▶ [EXERCISE GOAL]:
Filter the data for lines with the word "this", then copy every line so identified.

Data entries for graphics:
______________________________
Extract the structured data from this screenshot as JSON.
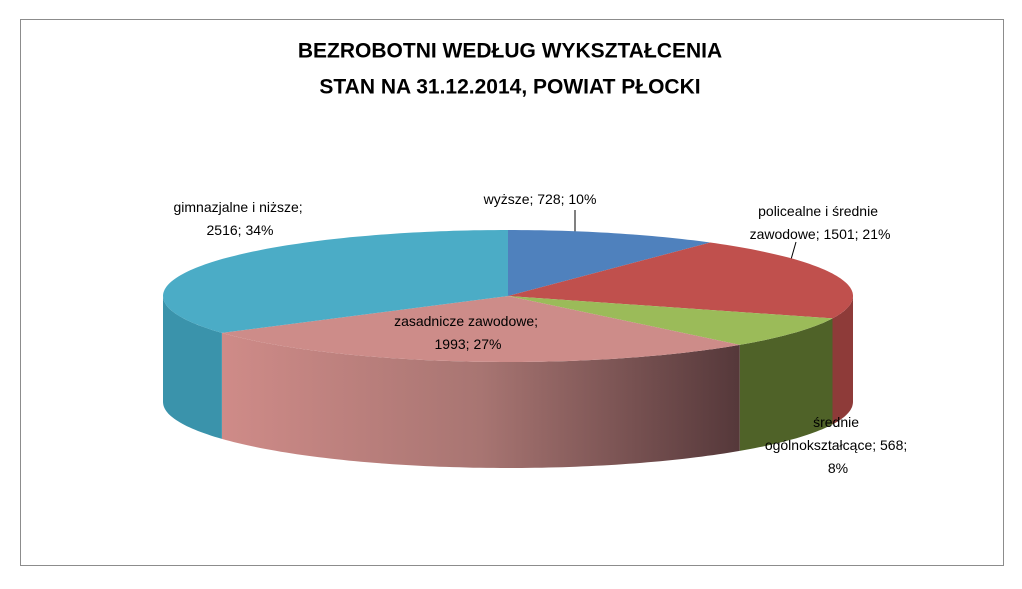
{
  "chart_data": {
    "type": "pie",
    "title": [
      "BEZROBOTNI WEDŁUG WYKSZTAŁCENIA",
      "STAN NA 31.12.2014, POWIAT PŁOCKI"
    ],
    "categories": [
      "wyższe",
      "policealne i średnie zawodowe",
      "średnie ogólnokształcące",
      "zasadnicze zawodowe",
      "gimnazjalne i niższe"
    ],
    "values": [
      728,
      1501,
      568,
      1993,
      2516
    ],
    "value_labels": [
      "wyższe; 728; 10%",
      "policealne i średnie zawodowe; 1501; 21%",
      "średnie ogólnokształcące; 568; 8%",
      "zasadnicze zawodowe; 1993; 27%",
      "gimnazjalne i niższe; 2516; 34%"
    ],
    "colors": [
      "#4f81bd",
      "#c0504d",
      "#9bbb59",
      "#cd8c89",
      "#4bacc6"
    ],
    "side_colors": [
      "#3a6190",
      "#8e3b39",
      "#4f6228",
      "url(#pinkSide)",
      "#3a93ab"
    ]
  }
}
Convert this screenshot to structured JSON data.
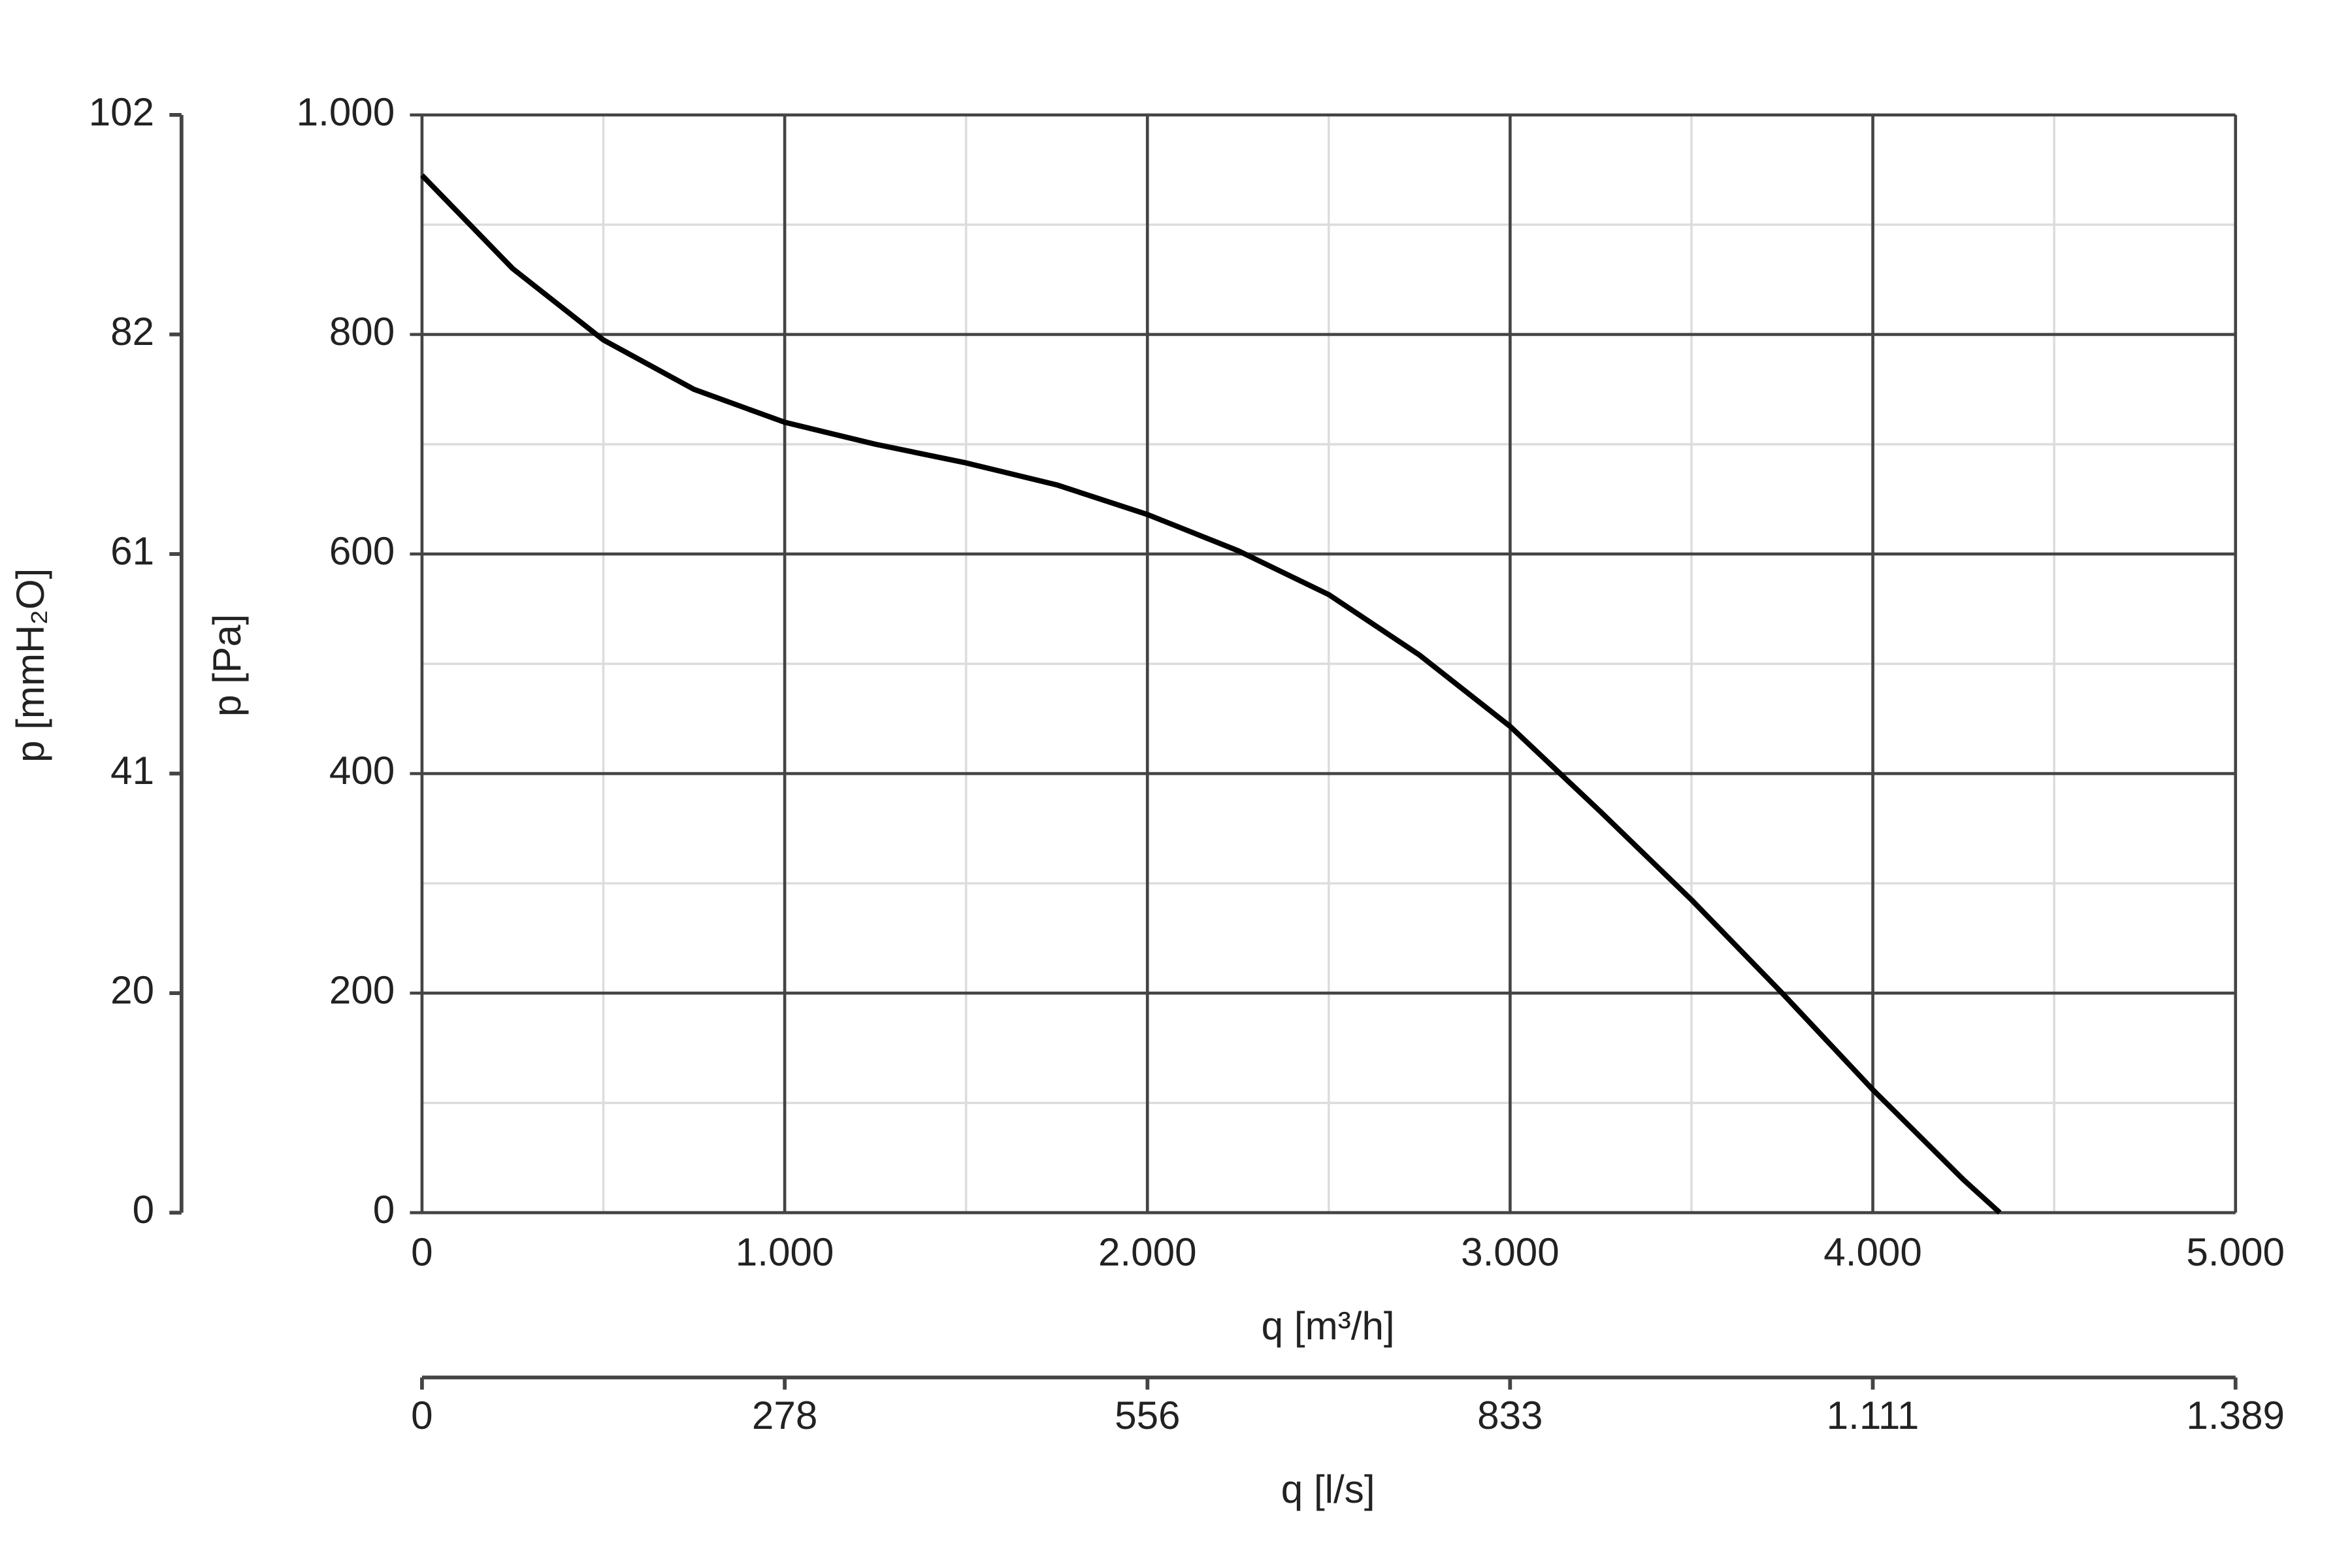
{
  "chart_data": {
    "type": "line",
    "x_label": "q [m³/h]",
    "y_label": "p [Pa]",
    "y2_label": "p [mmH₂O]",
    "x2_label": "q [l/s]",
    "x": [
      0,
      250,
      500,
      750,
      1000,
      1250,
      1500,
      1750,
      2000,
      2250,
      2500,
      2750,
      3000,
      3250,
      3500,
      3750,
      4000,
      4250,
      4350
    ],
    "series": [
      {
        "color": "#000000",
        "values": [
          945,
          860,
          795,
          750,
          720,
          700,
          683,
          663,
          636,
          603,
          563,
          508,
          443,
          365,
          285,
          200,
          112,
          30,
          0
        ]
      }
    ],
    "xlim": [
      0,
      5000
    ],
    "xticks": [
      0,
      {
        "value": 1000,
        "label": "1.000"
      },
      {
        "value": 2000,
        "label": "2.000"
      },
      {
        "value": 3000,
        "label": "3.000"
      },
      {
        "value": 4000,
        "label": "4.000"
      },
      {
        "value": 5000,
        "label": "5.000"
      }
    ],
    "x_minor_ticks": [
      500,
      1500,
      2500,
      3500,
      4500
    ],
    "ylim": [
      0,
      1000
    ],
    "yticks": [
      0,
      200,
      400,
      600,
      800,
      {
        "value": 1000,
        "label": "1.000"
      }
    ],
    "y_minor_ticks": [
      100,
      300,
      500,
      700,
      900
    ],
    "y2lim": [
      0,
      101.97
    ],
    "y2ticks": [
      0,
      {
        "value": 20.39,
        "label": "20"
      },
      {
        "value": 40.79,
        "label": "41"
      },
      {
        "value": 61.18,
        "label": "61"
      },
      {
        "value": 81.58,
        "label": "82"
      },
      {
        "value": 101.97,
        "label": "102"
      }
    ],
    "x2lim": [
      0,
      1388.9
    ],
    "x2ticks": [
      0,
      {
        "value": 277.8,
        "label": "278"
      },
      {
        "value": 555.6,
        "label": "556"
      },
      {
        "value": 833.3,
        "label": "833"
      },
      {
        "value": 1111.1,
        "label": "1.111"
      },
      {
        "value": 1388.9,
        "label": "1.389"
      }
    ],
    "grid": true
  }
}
______________________________
▶ [SOLVED PROBLEM]:
Extract the structured data from this screenshot as JSON.
Convert this screenshot to structured JSON data.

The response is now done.